■ **Exercise**
Take each line containing "dodge" and report it exactly as written.

— start of Extracted data —

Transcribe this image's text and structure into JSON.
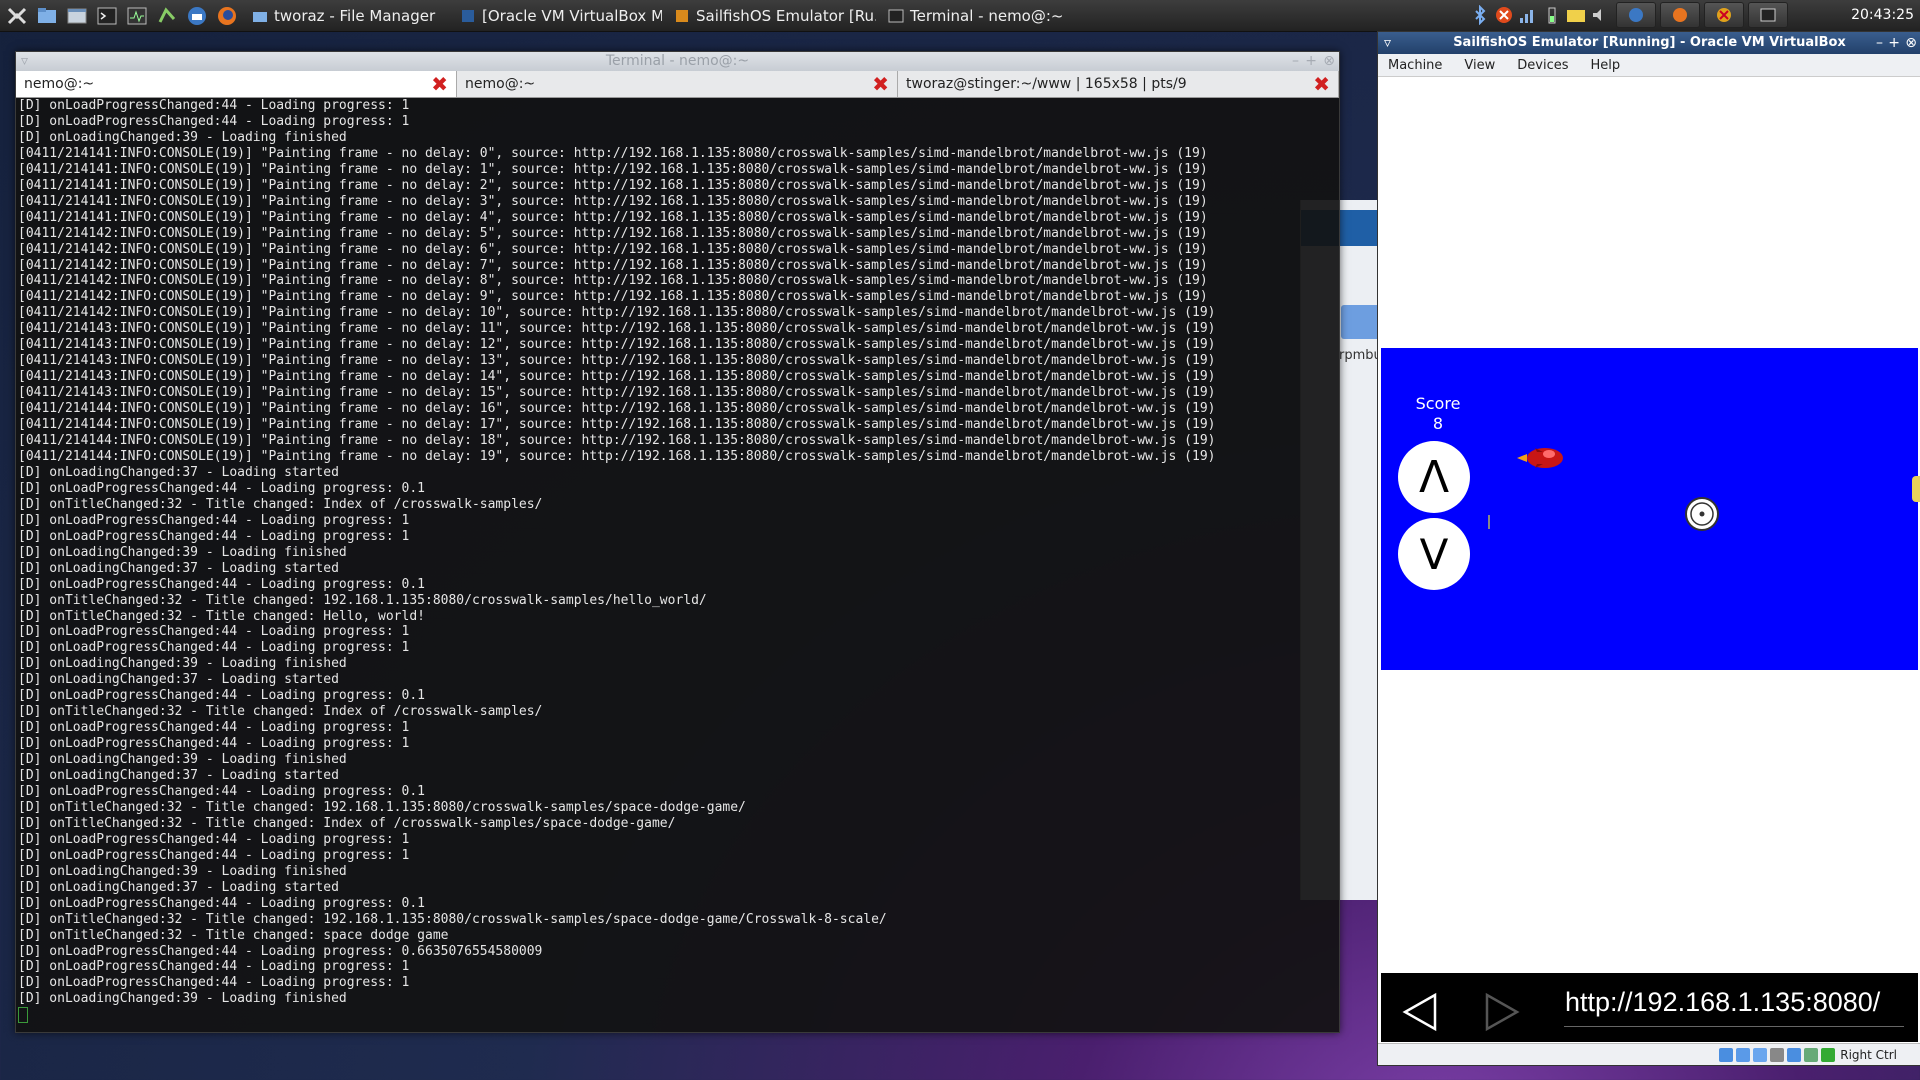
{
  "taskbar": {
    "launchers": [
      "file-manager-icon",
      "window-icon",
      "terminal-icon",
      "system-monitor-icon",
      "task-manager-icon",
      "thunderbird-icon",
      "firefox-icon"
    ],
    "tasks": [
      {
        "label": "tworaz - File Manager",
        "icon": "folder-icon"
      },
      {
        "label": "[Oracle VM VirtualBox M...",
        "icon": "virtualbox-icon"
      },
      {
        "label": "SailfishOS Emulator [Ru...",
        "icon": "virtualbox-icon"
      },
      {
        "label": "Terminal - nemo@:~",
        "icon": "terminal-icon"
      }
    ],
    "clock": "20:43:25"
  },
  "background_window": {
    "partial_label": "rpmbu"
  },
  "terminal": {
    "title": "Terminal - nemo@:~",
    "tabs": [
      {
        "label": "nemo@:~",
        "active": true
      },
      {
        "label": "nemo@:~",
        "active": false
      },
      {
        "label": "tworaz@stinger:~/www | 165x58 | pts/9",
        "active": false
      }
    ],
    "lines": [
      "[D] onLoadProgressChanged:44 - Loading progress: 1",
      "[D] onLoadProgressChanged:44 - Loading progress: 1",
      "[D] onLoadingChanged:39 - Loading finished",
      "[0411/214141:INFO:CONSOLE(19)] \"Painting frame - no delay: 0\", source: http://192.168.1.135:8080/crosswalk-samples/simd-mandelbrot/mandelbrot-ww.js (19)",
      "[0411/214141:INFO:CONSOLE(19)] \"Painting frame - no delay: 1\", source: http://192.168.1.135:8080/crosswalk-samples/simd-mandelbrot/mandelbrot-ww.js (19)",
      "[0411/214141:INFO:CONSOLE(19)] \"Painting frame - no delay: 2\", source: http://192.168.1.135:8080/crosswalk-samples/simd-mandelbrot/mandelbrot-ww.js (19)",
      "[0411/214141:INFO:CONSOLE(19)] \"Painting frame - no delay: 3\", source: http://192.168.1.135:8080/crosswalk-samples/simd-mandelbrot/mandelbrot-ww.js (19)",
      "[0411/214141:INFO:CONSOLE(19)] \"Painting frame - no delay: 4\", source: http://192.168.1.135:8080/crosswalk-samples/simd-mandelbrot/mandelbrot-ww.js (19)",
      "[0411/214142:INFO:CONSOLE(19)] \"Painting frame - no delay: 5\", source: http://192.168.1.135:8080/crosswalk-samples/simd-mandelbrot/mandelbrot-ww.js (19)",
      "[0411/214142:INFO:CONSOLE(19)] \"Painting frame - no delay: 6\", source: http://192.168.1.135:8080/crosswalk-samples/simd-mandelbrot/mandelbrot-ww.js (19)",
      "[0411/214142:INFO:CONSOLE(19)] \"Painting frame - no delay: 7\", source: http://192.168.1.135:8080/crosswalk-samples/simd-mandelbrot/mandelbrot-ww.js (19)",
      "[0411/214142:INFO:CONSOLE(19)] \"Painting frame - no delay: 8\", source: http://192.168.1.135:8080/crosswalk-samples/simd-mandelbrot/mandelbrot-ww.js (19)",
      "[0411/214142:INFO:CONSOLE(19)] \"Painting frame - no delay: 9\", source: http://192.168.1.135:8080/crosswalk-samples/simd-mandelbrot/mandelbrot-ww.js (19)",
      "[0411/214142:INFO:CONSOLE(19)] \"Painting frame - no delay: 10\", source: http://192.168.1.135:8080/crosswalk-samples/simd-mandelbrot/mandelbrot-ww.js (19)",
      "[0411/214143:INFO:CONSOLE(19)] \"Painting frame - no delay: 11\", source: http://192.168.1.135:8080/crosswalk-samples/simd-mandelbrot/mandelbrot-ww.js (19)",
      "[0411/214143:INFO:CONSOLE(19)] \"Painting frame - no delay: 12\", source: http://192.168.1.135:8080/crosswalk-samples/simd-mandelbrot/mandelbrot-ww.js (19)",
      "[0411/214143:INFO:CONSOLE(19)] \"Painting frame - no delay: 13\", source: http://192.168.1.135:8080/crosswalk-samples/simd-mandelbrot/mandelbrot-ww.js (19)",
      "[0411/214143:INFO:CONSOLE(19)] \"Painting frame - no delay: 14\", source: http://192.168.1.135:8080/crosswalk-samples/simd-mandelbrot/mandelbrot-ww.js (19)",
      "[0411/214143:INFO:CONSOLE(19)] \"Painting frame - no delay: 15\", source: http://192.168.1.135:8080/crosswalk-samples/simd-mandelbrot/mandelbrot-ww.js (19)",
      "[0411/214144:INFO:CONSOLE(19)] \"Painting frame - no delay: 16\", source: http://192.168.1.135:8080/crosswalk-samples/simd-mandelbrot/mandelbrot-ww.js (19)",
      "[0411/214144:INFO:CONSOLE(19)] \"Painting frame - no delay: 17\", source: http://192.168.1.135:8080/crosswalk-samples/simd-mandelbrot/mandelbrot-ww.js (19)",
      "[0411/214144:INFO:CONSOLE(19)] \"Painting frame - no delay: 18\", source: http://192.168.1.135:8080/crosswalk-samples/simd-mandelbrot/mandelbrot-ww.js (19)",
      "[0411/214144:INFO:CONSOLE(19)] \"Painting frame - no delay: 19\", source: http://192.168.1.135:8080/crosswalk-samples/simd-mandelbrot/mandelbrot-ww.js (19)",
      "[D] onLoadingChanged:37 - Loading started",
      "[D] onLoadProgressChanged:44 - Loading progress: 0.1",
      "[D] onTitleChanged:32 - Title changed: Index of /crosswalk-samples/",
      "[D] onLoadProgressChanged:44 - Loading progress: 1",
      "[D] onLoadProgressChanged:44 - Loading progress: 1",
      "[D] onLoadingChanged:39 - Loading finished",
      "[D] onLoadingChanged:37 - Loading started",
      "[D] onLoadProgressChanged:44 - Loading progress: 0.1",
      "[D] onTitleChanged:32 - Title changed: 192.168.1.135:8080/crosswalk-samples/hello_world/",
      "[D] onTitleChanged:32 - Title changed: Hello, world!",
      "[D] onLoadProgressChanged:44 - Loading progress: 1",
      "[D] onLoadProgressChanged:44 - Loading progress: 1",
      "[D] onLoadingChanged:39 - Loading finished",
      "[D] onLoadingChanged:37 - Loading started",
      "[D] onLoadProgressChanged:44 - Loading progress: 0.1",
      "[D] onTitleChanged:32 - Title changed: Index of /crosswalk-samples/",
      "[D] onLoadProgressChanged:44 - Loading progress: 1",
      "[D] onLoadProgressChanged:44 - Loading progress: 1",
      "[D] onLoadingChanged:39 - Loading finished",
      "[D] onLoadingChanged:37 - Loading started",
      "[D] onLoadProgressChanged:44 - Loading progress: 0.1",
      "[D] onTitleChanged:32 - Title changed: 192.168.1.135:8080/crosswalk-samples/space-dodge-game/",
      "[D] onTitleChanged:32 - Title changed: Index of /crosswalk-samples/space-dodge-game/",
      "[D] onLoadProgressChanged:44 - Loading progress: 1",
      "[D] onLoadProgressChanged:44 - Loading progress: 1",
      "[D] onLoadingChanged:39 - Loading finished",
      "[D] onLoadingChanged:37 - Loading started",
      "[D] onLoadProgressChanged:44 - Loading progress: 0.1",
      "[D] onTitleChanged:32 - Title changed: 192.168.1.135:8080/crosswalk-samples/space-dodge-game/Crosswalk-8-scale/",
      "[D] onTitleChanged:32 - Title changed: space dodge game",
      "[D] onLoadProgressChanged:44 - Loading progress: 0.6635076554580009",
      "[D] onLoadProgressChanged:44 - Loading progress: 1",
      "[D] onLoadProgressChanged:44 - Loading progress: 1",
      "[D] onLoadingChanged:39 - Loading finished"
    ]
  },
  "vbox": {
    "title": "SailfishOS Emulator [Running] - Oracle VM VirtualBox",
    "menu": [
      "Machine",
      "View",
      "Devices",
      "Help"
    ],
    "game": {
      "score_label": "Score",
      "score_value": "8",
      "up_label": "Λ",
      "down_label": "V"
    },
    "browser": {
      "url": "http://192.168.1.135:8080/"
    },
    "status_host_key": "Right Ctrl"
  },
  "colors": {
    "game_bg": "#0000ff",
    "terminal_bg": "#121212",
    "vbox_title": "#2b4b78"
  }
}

— end of Extracted data —

■ **The completed task**
      "[D] onTitleChanged:32 - Title changed: 192.168.1.135:8080/crosswalk-samples/space-dodge-game/",
      "[D] onTitleChanged:32 - Title changed: Index of /crosswalk-samples/space-dodge-game/",
      "[D] onTitleChanged:32 - Title changed: 192.168.1.135:8080/crosswalk-samples/space-dodge-game/Crosswalk-8-scale/",
      "[D] onTitleChanged:32 - Title changed: space dodge game",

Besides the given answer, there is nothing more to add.